Entries from a data source:
+-------+
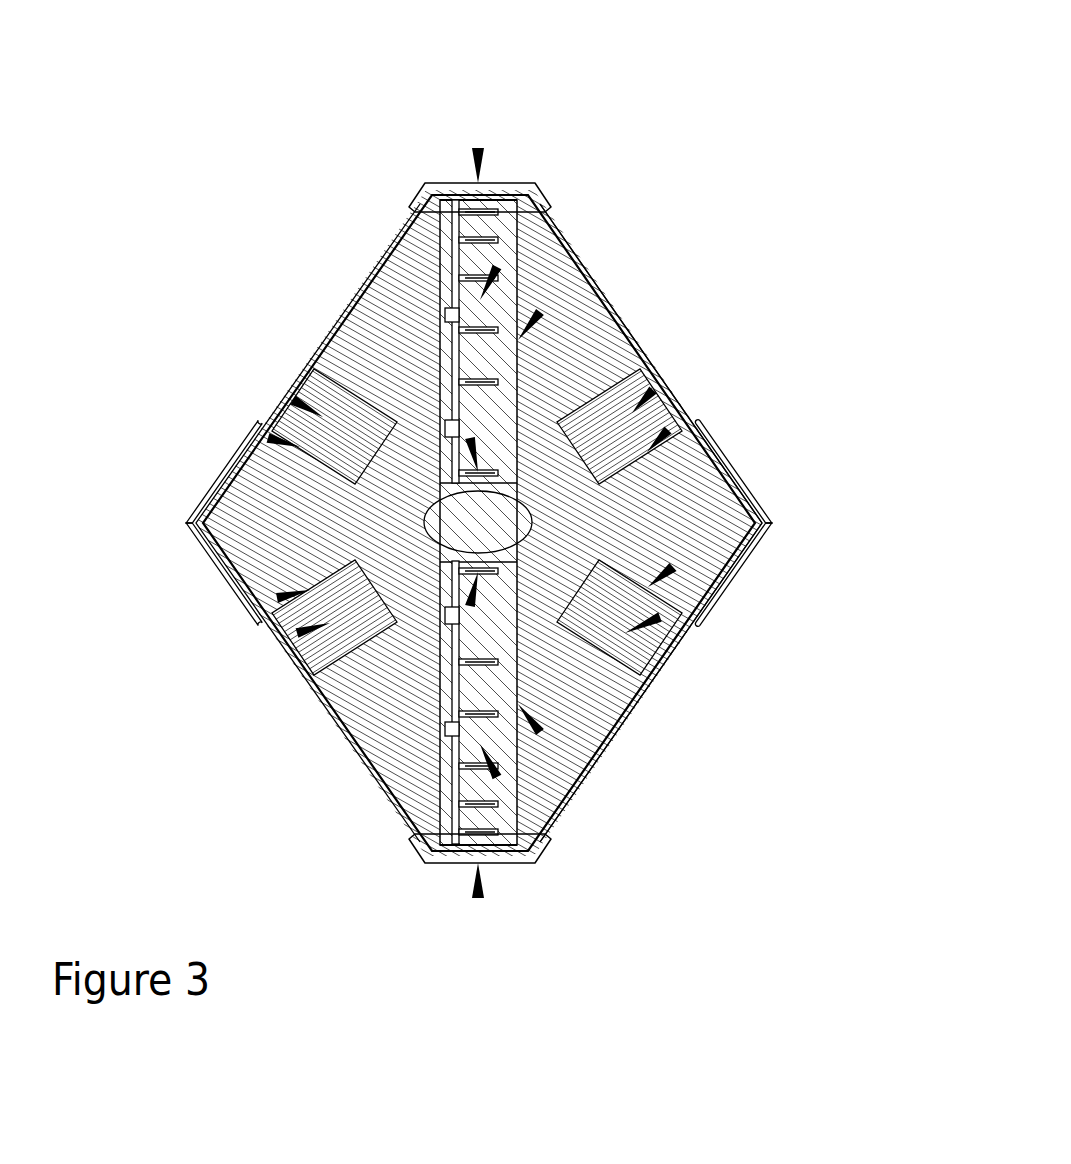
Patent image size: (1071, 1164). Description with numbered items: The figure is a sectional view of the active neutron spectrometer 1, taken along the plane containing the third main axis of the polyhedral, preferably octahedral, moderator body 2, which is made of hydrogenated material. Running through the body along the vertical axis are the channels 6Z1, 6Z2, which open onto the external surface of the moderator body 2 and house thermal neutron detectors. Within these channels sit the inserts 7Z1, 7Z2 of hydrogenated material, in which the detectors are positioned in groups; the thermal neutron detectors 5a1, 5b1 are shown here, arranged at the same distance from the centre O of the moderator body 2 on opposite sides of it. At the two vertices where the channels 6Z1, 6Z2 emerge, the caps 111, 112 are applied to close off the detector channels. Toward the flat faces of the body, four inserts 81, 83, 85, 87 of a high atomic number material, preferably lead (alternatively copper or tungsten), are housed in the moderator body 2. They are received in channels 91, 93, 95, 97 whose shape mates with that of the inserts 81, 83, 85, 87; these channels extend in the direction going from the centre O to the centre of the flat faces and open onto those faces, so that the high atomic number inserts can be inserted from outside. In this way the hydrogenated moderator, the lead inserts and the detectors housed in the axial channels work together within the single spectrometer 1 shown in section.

The active neutron spectrometer 1 is at (772, 768).
The moderator body 2 is at (612, 305).
The thermal neutron detector 5a1 is at (440, 370).
The thermal neutron detector 5b1 is at (440, 675).
The channel 6Z1 is at (580, 265).
The channel 6Z2 is at (588, 778).
The insert of hydrogenated material 7Z1 is at (540, 197).
The insert of hydrogenated material 7Z2 is at (540, 850).
The insert of high atomic number material 81 is at (700, 605).
The insert of high atomic number material 83 is at (645, 400).
The insert of high atomic number material 85 is at (295, 398).
The insert of high atomic number material 87 is at (290, 640).
The channel 91 is at (755, 500).
The channel 93 is at (697, 430).
The channel 95 is at (258, 430).
The channel 97 is at (258, 616).
The cap 111 is at (478, 898).
The cap 112 is at (478, 148).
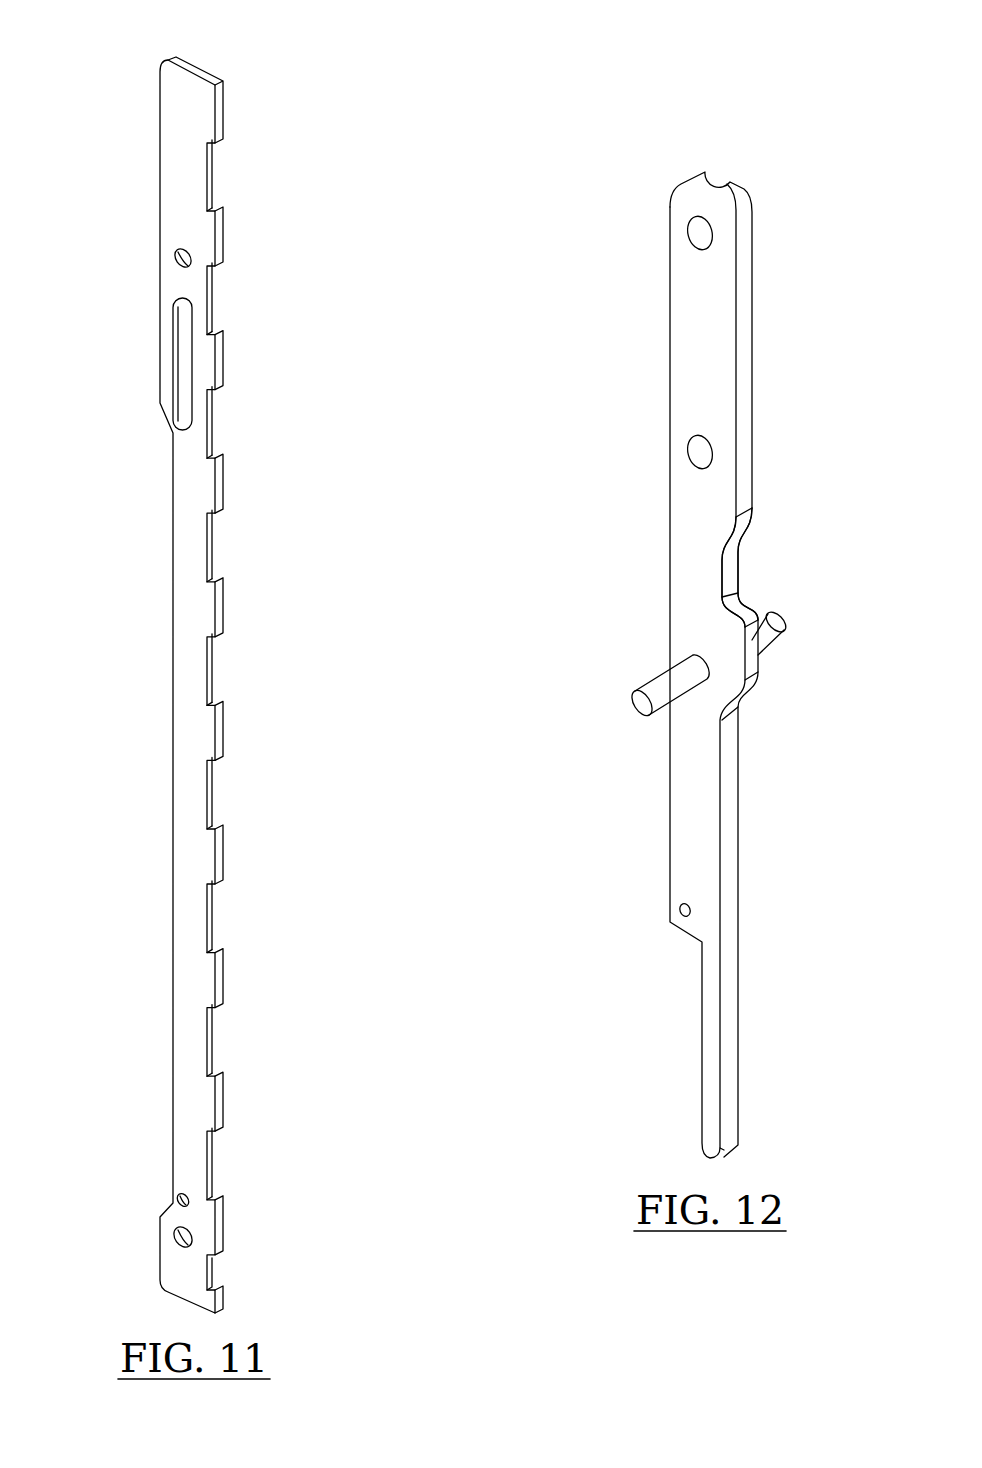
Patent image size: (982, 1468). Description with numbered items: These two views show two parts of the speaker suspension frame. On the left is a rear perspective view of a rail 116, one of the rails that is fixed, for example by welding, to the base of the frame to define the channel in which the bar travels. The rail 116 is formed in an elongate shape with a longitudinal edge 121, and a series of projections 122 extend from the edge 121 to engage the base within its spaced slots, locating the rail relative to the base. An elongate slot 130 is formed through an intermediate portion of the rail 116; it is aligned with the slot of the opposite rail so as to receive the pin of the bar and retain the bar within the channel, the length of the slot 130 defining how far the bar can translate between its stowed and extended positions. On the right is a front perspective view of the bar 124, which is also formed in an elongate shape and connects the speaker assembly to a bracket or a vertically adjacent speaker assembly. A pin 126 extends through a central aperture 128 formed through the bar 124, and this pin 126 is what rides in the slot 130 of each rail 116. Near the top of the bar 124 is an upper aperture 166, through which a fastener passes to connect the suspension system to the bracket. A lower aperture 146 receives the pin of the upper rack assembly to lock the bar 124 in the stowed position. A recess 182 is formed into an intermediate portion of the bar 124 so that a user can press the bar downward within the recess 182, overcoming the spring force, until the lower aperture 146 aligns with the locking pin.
+-------+
Exercise directions:
Copy every line of the entries above word for word, leaving out the pictures.

Written solution:
Patent image size: (1071, 1164). Description with numbered items: The figure is a sectional view of the active neutron spectrometer 1, taken along the plane containing the third main axis of the polyhedral, preferably octahedral, moderator body 2, which is made of hydrogenated material. Running through the body along the vertical axis are the channels 6Z1, 6Z2, which open onto the external surface of the moderator body 2 and house thermal neutron detectors. Within these channels sit the inserts 7Z1, 7Z2 of hydrogenated material, in which the detectors are positioned in groups; the thermal neutron detectors 5a1, 5b1 are shown here, arranged at the same distance from the centre O of the moderator body 2 on opposite sides of it. At the two vertices where the channels 6Z1, 6Z2 emerge, the caps 111, 112 are applied to close off the detector channels. Toward the flat faces of the body, four inserts 81, 83, 85, 87 of a high atomic number material, preferably lead (alternatively copper or tungsten), are housed in the moderator body 2. They are received in channels 91, 93, 95, 97 whose shape mates with that of the inserts 81, 83, 85, 87; these channels extend in the direction going from the centre O to the centre of the flat faces and open onto those faces, so that the high atomic number inserts can be inserted from outside. In this way the hydrogenated moderator, the lead inserts and the detectors housed in the axial channels work together within the single spectrometer 1 shown in section.

The active neutron spectrometer 1 is at (772, 768).
The moderator body 2 is at (612, 305).
The thermal neutron detector 5a1 is at (440, 370).
The thermal neutron detector 5b1 is at (440, 675).
The channel 6Z1 is at (580, 265).
The channel 6Z2 is at (588, 778).
The insert of hydrogenated material 7Z1 is at (540, 197).
The insert of hydrogenated material 7Z2 is at (540, 850).
The insert of high atomic number material 81 is at (700, 605).
The insert of high atomic number material 83 is at (645, 400).
The insert of high atomic number material 85 is at (295, 398).
The insert of high atomic number material 87 is at (290, 640).
The channel 91 is at (755, 500).
The channel 93 is at (697, 430).
The channel 95 is at (258, 430).
The channel 97 is at (258, 616).
The cap 111 is at (478, 898).
The cap 112 is at (478, 148).
Patent image size: (982, 1468). Description with numbered items: These two views show two parts of the speaker suspension frame. On the left is a rear perspective view of a rail 116, one of the rails that is fixed, for example by welding, to the base of the frame to define the channel in which the bar travels. The rail 116 is formed in an elongate shape with a longitudinal edge 121, and a series of projections 122 extend from the edge 121 to engage the base within its spaced slots, locating the rail relative to the base. An elongate slot 130 is formed through an intermediate portion of the rail 116; it is aligned with the slot of the opposite rail so as to receive the pin of the bar and retain the bar within the channel, the length of the slot 130 defining how far the bar can translate between its stowed and extended positions. On the right is a front perspective view of the bar 124, which is also formed in an elongate shape and connects the speaker assembly to a bracket or a vertically adjacent speaker assembly. A pin 126 extends through a central aperture 128 formed through the bar 124, and this pin 126 is what rides in the slot 130 of each rail 116. Near the top of the bar 124 is an upper aperture 166, through which a fastener passes to connect the suspension system to the bracket. A lower aperture 146 receives the pin of the upper rack assembly to lock the bar 124 in the stowed position. A recess 182 is formed into an intermediate portion of the bar 124 so that a user can press the bar downward within the recess 182, overcoming the spring force, until the lower aperture 146 aligns with the locking pin.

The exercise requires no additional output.